» **Exercise task**:
Transcribe the whole listing below without changing a word, but leave out every image.

━━━━━ Extracted entries ━━━━━

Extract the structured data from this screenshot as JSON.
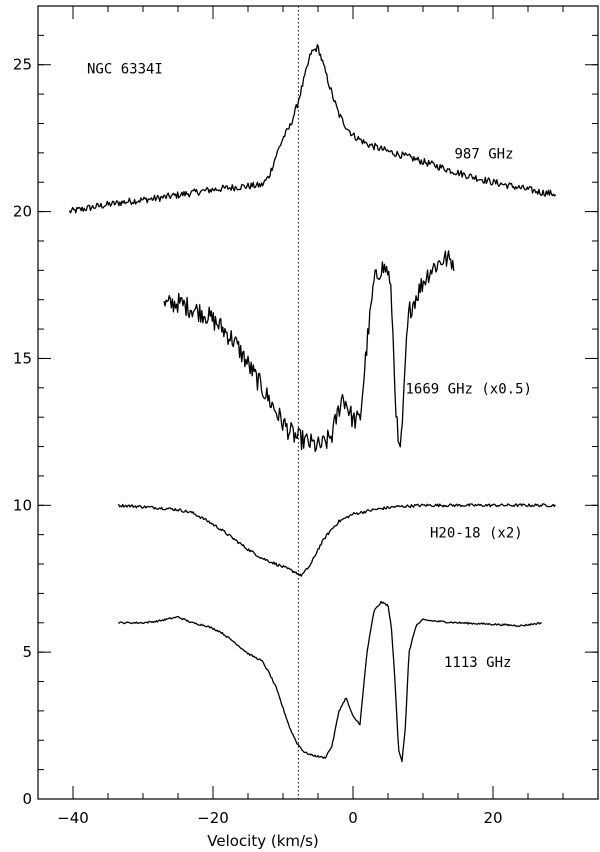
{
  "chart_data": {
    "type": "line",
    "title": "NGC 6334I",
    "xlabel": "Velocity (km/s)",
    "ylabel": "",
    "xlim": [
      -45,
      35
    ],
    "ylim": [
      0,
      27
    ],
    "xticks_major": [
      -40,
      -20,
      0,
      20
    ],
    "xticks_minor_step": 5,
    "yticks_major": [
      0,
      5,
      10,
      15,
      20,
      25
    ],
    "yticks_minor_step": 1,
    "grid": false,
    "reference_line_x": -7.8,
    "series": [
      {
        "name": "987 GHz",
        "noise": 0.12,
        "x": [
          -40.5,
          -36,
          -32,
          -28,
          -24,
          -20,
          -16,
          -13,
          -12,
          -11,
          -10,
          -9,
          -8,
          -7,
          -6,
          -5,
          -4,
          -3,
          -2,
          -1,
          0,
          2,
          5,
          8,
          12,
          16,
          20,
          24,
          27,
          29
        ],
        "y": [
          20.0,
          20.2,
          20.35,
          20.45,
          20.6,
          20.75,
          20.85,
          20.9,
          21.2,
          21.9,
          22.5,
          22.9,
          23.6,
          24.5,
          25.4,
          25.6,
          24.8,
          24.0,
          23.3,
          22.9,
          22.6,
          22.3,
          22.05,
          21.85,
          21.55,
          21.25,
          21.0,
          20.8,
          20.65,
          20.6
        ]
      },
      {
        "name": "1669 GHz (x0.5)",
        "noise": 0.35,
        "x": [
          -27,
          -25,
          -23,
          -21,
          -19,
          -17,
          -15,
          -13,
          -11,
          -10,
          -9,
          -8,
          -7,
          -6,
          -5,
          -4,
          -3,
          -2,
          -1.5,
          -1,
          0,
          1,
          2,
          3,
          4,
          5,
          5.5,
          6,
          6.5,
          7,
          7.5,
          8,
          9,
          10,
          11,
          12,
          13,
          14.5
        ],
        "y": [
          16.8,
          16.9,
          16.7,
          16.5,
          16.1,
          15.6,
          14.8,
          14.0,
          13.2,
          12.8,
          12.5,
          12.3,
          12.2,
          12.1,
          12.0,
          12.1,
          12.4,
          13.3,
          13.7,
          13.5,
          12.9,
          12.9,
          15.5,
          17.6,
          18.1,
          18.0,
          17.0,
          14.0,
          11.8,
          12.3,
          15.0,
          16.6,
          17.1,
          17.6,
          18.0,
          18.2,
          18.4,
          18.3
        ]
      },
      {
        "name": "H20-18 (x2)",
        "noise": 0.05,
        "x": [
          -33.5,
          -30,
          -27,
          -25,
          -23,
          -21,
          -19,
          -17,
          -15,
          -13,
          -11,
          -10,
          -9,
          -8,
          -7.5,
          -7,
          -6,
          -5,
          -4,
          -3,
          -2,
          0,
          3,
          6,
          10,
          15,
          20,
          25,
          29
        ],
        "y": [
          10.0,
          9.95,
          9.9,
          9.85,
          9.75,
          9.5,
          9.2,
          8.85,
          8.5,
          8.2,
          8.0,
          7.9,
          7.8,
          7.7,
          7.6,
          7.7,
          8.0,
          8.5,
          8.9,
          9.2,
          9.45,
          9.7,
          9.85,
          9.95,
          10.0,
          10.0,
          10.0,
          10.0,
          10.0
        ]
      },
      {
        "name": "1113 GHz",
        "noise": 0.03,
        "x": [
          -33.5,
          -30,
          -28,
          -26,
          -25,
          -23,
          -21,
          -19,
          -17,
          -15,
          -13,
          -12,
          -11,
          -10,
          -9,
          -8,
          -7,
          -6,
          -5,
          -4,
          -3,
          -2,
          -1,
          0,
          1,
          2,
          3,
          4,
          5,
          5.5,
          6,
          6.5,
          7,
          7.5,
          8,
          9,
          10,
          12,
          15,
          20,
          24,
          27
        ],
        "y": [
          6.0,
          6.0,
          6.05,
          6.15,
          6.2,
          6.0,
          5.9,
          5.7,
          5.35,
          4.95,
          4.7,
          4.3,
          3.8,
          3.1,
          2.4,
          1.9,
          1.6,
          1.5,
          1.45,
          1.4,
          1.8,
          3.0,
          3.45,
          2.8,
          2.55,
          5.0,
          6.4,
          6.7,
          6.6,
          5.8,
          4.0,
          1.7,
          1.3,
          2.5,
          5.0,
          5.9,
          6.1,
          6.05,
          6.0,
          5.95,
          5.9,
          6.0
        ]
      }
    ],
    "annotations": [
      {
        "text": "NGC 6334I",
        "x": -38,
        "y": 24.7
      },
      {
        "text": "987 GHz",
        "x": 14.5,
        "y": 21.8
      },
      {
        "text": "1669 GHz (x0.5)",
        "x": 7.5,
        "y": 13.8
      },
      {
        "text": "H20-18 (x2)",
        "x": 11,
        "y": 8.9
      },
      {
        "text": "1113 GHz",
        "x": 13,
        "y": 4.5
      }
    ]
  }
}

━━━━━

» **Solution for this problem**:
Extract the structured data from this screenshot as JSON.
{
  "chart_data": {
    "type": "line",
    "title": "NGC 6334I",
    "xlabel": "Velocity (km/s)",
    "ylabel": "",
    "xlim": [
      -45,
      35
    ],
    "ylim": [
      0,
      27
    ],
    "xticks_major": [
      -40,
      -20,
      0,
      20
    ],
    "xticks_minor_step": 5,
    "yticks_major": [
      0,
      5,
      10,
      15,
      20,
      25
    ],
    "yticks_minor_step": 1,
    "grid": false,
    "reference_line_x": -7.8,
    "series": [
      {
        "name": "987 GHz",
        "noise": 0.12,
        "x": [
          -40.5,
          -36,
          -32,
          -28,
          -24,
          -20,
          -16,
          -13,
          -12,
          -11,
          -10,
          -9,
          -8,
          -7,
          -6,
          -5,
          -4,
          -3,
          -2,
          -1,
          0,
          2,
          5,
          8,
          12,
          16,
          20,
          24,
          27,
          29
        ],
        "y": [
          20.0,
          20.2,
          20.35,
          20.45,
          20.6,
          20.75,
          20.85,
          20.9,
          21.2,
          21.9,
          22.5,
          22.9,
          23.6,
          24.5,
          25.4,
          25.6,
          24.8,
          24.0,
          23.3,
          22.9,
          22.6,
          22.3,
          22.05,
          21.85,
          21.55,
          21.25,
          21.0,
          20.8,
          20.65,
          20.6
        ]
      },
      {
        "name": "1669 GHz (x0.5)",
        "noise": 0.35,
        "x": [
          -27,
          -25,
          -23,
          -21,
          -19,
          -17,
          -15,
          -13,
          -11,
          -10,
          -9,
          -8,
          -7,
          -6,
          -5,
          -4,
          -3,
          -2,
          -1.5,
          -1,
          0,
          1,
          2,
          3,
          4,
          5,
          5.5,
          6,
          6.5,
          7,
          7.5,
          8,
          9,
          10,
          11,
          12,
          13,
          14.5
        ],
        "y": [
          16.8,
          16.9,
          16.7,
          16.5,
          16.1,
          15.6,
          14.8,
          14.0,
          13.2,
          12.8,
          12.5,
          12.3,
          12.2,
          12.1,
          12.0,
          12.1,
          12.4,
          13.3,
          13.7,
          13.5,
          12.9,
          12.9,
          15.5,
          17.6,
          18.1,
          18.0,
          17.0,
          14.0,
          11.8,
          12.3,
          15.0,
          16.6,
          17.1,
          17.6,
          18.0,
          18.2,
          18.4,
          18.3
        ]
      },
      {
        "name": "H20-18 (x2)",
        "noise": 0.05,
        "x": [
          -33.5,
          -30,
          -27,
          -25,
          -23,
          -21,
          -19,
          -17,
          -15,
          -13,
          -11,
          -10,
          -9,
          -8,
          -7.5,
          -7,
          -6,
          -5,
          -4,
          -3,
          -2,
          0,
          3,
          6,
          10,
          15,
          20,
          25,
          29
        ],
        "y": [
          10.0,
          9.95,
          9.9,
          9.85,
          9.75,
          9.5,
          9.2,
          8.85,
          8.5,
          8.2,
          8.0,
          7.9,
          7.8,
          7.7,
          7.6,
          7.7,
          8.0,
          8.5,
          8.9,
          9.2,
          9.45,
          9.7,
          9.85,
          9.95,
          10.0,
          10.0,
          10.0,
          10.0,
          10.0
        ]
      },
      {
        "name": "1113 GHz",
        "noise": 0.03,
        "x": [
          -33.5,
          -30,
          -28,
          -26,
          -25,
          -23,
          -21,
          -19,
          -17,
          -15,
          -13,
          -12,
          -11,
          -10,
          -9,
          -8,
          -7,
          -6,
          -5,
          -4,
          -3,
          -2,
          -1,
          0,
          1,
          2,
          3,
          4,
          5,
          5.5,
          6,
          6.5,
          7,
          7.5,
          8,
          9,
          10,
          12,
          15,
          20,
          24,
          27
        ],
        "y": [
          6.0,
          6.0,
          6.05,
          6.15,
          6.2,
          6.0,
          5.9,
          5.7,
          5.35,
          4.95,
          4.7,
          4.3,
          3.8,
          3.1,
          2.4,
          1.9,
          1.6,
          1.5,
          1.45,
          1.4,
          1.8,
          3.0,
          3.45,
          2.8,
          2.55,
          5.0,
          6.4,
          6.7,
          6.6,
          5.8,
          4.0,
          1.7,
          1.3,
          2.5,
          5.0,
          5.9,
          6.1,
          6.05,
          6.0,
          5.95,
          5.9,
          6.0
        ]
      }
    ],
    "annotations": [
      {
        "text": "NGC 6334I",
        "x": -38,
        "y": 24.7
      },
      {
        "text": "987 GHz",
        "x": 14.5,
        "y": 21.8
      },
      {
        "text": "1669 GHz (x0.5)",
        "x": 7.5,
        "y": 13.8
      },
      {
        "text": "H20-18 (x2)",
        "x": 11,
        "y": 8.9
      },
      {
        "text": "1113 GHz",
        "x": 13,
        "y": 4.5
      }
    ]
  }
}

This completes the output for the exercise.